— start Extract provided —
2002 WI App 47

 

court of appeals of wisconsin

published opinion

 


 

Case No.:

01-1219

 

Complete Title of Case:

 


 

 

In re the Paternity of Danielle L.G.:

 

Barbara R.K.,

 

            Petitioner-Appellant,

 

              v.

 

James G.,

 

            Respondent-Respondent.

 

 

 


 

Opinion Filed:

January 3, 2002

Submitted on Briefs: 

November 19, 2001

Oral Argument: 

     

 

 

JUDGES:

Cane, C.J., Hoover, P.J., and Peterson, J.

            Concurred:

     

            Dissented:

     

 

 

Appellant

 

ATTORNEYS:

On behalf of the petitioner-appellant, the cause was submitted on the briefs of Steven L. Miller of Miller & Miller, River Falls. 

 

 

Respondent

 

ATTORNEYS:

On behalf of the respondent-respondent, the cause was submitted on the brief of John R. Shull, Jr. of Terwilliger, Wakeen, Piehler & Conway, S.C., Wausau.

 

On behalf of Danielle L.G., the cause was submitted on the brief of John Halloran Heide of Everson, Whitney, Everson & Brehm, S.C., Green Bay. 

 

 

 

 


 


COURT OF APPEALS

DECISION

DATED AND FILED

 

January 3, 2002

 

Cornelia G. Clark

Clerk of Court of Appeals

 

 

2002 WI App 47

 

NOTICE

 

 

This opinion is subject to further editing.  If published, the official version will appear in the bound volume of the Official Reports. 

 

A party may file with the Supreme Court a petition to review an adverse decision by the Court of Appeals.  See Wis. Stat. § 808.10 and Rule 809.62. 

 

 

 

 

Appeal No. 

01-1219

 

Cir. Ct. No.  92-PA-17

STATE OF WISCONSIN   

IN COURT OF APPEALS

 

 

 

 

 

 

In re the Paternity of Danielle L.G.:

 

Barbara R.K.,

 

            Petitioner-Appellant,

 

              v.

 

James G.,

 

            Respondent-Respondent.
— end Extract provided —
**Instructions for the task**.
Reproduce the stretch of the Wisconsin appellate opinion above from "On behalf of the petitioner-appellant, the" through "Conway, S.C., Wausau.", without changing a word.
— start Record extracts —
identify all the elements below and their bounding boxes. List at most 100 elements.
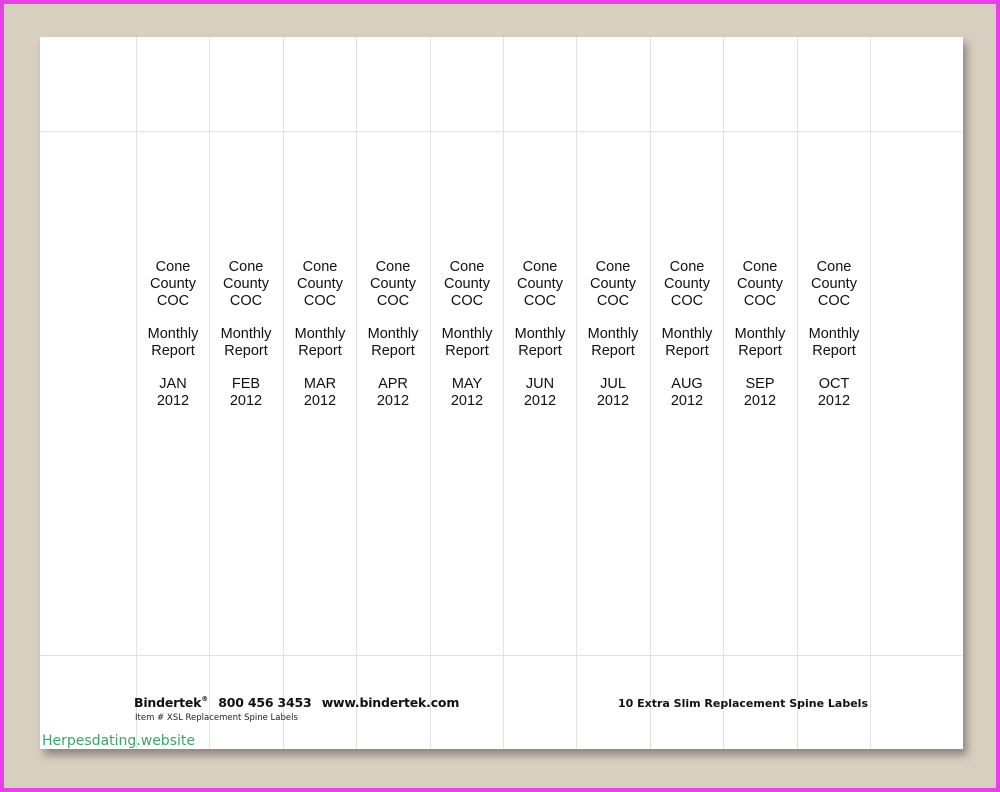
— end Record extracts —
— start Record extracts —
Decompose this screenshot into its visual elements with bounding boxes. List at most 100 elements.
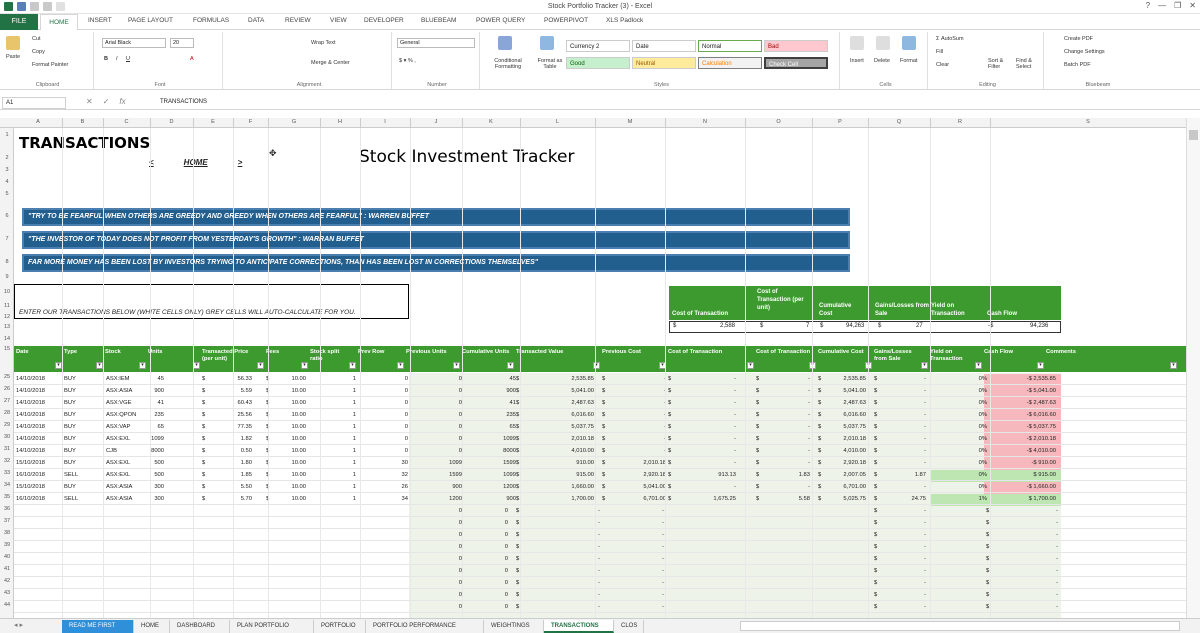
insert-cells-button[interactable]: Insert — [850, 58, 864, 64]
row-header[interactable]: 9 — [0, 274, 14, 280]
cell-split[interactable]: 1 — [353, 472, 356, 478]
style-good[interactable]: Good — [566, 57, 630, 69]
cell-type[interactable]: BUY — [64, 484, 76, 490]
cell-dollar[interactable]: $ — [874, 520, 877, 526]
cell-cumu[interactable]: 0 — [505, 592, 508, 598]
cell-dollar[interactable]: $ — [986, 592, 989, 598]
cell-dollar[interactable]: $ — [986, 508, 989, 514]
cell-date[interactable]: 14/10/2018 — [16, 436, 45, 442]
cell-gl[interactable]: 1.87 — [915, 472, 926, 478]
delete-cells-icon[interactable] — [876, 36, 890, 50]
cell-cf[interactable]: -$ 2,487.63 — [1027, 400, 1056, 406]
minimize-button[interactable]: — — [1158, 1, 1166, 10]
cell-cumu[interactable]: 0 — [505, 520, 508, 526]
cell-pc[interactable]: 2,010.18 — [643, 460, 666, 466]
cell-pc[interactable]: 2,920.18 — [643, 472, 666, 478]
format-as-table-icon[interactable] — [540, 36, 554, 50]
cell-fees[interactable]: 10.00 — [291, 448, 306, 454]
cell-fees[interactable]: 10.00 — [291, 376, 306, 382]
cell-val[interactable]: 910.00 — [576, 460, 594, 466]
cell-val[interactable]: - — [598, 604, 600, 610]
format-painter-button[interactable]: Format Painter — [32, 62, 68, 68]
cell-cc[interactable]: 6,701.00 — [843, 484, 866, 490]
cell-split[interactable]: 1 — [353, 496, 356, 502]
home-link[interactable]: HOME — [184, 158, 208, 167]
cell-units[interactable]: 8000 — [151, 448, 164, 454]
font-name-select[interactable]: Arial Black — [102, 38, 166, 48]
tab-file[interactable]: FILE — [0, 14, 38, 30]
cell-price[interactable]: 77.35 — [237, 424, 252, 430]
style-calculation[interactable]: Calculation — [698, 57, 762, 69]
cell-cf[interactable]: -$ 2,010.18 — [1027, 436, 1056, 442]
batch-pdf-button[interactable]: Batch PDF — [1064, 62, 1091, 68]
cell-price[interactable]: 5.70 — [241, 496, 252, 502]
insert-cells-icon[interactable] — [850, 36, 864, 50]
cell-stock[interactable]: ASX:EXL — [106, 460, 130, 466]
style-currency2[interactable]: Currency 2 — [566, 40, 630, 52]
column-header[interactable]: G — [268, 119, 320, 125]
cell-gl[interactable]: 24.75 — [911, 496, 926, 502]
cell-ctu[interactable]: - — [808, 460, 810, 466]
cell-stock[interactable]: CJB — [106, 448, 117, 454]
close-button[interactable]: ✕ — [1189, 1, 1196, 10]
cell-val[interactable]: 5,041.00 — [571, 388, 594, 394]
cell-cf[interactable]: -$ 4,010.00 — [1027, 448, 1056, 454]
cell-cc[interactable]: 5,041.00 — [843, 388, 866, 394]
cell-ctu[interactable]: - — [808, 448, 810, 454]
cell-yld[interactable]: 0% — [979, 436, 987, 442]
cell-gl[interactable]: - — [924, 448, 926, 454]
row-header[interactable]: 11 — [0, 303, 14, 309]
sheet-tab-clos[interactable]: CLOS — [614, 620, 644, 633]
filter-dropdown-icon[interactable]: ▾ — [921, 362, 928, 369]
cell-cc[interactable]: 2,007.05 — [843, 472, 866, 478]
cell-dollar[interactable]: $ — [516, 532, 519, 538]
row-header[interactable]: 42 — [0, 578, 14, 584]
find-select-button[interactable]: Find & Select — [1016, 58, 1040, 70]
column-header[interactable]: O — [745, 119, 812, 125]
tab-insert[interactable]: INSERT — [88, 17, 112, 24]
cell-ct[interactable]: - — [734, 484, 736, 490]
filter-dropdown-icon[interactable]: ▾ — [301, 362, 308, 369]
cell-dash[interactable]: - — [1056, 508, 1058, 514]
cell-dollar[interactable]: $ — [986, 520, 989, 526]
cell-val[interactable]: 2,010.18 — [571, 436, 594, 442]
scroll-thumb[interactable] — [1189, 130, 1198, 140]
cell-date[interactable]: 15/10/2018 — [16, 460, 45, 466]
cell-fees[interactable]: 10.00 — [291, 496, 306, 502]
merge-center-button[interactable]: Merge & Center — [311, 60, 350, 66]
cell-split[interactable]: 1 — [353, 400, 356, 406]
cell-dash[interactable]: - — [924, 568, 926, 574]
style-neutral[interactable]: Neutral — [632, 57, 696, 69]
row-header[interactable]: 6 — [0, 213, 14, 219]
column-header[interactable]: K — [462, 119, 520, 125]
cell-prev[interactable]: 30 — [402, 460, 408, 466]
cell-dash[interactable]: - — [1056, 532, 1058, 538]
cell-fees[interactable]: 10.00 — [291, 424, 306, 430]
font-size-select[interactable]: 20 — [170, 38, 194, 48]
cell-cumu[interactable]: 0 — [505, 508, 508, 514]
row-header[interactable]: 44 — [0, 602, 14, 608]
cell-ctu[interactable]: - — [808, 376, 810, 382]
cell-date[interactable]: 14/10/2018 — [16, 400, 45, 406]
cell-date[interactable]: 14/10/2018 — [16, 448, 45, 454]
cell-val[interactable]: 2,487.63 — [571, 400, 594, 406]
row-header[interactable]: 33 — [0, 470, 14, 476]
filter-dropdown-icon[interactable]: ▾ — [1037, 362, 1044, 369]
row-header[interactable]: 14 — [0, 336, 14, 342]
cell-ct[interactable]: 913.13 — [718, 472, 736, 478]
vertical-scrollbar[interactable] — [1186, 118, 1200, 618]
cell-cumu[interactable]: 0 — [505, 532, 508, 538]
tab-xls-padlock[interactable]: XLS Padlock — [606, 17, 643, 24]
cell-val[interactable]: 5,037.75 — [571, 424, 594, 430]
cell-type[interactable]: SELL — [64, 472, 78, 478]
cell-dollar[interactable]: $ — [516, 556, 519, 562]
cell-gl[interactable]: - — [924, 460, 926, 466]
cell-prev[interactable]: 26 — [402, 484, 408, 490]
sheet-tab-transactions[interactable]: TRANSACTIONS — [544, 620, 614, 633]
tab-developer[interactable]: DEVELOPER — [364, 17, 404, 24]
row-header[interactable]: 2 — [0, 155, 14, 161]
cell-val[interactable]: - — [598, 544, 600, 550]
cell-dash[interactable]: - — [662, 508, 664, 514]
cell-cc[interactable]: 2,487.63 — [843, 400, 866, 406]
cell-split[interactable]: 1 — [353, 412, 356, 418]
— end Record extracts —
— start Record extracts —
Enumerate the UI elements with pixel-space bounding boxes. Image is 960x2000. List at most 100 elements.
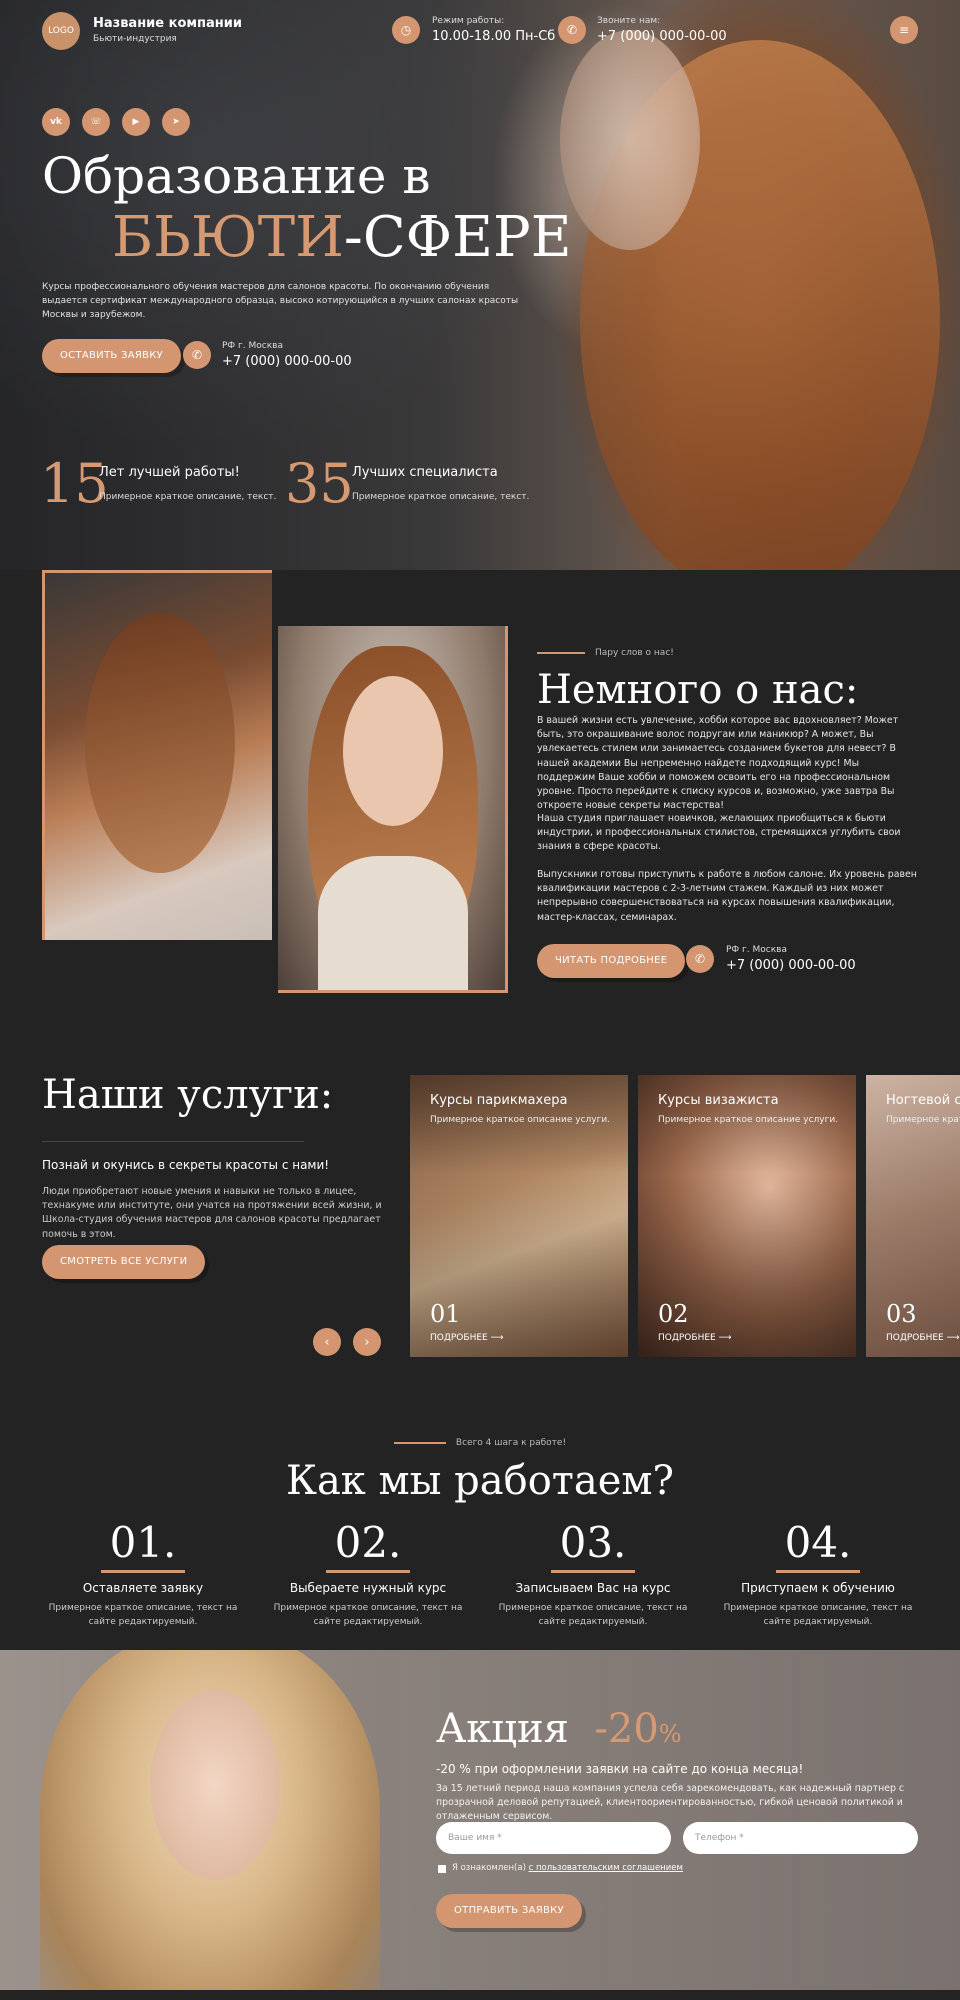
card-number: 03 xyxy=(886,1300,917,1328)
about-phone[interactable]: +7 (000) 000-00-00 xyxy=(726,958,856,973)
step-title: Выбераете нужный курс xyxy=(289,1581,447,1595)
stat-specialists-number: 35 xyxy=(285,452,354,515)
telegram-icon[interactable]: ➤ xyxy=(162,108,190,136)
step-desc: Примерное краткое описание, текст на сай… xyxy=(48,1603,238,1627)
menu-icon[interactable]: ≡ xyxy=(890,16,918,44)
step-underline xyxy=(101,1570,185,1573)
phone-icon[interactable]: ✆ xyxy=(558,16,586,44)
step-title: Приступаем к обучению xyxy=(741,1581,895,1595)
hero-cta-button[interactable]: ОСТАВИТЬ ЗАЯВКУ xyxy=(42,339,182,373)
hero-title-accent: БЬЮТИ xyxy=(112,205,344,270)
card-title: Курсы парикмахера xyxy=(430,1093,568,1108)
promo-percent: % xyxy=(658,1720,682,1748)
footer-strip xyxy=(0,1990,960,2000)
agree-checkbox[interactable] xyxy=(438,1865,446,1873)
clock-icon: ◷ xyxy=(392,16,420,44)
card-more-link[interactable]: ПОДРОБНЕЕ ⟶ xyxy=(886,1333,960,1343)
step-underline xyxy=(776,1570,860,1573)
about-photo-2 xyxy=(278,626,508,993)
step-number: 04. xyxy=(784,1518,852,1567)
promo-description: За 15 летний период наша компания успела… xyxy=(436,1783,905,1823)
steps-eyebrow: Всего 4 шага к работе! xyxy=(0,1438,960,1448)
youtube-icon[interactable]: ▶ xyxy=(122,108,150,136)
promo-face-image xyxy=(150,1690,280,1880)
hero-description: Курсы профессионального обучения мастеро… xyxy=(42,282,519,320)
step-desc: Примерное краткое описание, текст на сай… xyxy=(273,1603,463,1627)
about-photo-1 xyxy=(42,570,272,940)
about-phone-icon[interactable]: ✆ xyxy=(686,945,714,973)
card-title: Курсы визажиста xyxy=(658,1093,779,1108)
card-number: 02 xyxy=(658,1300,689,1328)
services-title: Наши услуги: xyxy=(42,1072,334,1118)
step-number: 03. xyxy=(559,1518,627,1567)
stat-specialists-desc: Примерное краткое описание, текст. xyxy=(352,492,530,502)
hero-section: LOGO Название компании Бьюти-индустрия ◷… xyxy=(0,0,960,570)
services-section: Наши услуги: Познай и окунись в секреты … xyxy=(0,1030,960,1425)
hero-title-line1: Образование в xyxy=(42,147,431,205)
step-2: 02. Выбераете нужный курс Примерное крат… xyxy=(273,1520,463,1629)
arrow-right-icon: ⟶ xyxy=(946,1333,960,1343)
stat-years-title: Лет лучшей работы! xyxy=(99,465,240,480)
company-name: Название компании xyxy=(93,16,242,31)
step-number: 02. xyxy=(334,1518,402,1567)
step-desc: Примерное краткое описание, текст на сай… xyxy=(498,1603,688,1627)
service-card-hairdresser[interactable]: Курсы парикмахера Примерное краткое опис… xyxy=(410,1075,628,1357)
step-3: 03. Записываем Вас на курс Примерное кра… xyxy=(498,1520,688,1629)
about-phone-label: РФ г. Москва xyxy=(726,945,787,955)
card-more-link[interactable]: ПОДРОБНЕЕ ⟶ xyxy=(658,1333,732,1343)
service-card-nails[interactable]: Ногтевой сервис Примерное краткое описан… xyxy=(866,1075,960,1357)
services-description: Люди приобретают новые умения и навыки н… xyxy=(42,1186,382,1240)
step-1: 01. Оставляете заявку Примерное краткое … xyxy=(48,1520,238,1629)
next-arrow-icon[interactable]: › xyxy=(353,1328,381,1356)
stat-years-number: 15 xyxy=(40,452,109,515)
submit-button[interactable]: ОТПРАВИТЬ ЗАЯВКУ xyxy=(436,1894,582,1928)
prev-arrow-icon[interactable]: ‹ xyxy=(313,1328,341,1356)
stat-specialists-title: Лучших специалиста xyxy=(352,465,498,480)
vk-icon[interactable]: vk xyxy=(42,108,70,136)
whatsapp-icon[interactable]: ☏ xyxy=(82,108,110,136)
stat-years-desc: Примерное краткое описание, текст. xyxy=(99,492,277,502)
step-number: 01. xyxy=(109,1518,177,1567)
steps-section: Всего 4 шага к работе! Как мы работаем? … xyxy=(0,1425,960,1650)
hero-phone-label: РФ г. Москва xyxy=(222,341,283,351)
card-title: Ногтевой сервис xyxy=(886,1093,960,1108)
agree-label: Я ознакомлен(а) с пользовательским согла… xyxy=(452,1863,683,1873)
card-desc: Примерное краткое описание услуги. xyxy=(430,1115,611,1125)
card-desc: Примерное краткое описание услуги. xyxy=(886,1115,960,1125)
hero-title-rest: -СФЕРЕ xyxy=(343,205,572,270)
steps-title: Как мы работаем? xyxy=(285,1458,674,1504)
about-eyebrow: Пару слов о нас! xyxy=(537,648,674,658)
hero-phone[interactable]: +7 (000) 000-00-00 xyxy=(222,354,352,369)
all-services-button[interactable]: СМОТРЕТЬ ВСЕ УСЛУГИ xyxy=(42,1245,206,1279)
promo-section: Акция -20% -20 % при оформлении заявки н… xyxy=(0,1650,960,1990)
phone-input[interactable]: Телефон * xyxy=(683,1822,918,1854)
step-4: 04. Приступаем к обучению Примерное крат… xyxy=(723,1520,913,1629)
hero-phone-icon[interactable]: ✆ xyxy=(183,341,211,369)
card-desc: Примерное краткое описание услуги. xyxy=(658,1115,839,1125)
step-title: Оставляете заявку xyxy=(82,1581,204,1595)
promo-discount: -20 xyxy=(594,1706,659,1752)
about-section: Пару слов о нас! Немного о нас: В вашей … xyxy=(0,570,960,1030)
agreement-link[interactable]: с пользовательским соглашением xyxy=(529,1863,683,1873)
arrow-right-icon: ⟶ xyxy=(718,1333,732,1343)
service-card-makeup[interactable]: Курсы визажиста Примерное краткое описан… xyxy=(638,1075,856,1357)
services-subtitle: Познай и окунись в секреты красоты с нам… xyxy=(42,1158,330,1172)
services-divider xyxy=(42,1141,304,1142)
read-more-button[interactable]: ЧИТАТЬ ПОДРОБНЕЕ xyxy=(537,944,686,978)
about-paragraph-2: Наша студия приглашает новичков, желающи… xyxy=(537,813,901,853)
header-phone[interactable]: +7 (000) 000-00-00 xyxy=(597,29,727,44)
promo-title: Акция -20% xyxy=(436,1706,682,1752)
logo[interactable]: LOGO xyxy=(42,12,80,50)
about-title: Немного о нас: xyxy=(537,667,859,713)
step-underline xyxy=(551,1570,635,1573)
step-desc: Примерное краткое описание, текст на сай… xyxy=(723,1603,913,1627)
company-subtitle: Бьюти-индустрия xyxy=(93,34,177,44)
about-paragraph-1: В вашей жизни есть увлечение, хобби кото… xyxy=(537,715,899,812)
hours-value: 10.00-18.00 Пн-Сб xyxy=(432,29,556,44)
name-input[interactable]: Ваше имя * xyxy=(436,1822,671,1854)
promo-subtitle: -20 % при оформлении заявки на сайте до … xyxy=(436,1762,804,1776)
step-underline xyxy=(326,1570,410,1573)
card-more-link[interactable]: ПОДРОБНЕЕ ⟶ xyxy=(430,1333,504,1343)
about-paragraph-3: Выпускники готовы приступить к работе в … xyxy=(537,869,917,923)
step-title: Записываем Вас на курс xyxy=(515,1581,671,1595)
— end Record extracts —
**Finished answer**.
On behalf of the petitioner-appellant, the cause was submitted on the briefs of Steven L. Miller of Miller & Miller, River Falls. 

 

 

Respondent

 

ATTORNEYS:

On behalf of the respondent-respondent, the cause was submitted on the brief of John R. Shull, Jr. of Terwilliger, Wakeen, Piehler & Conway, S.C., Wausau.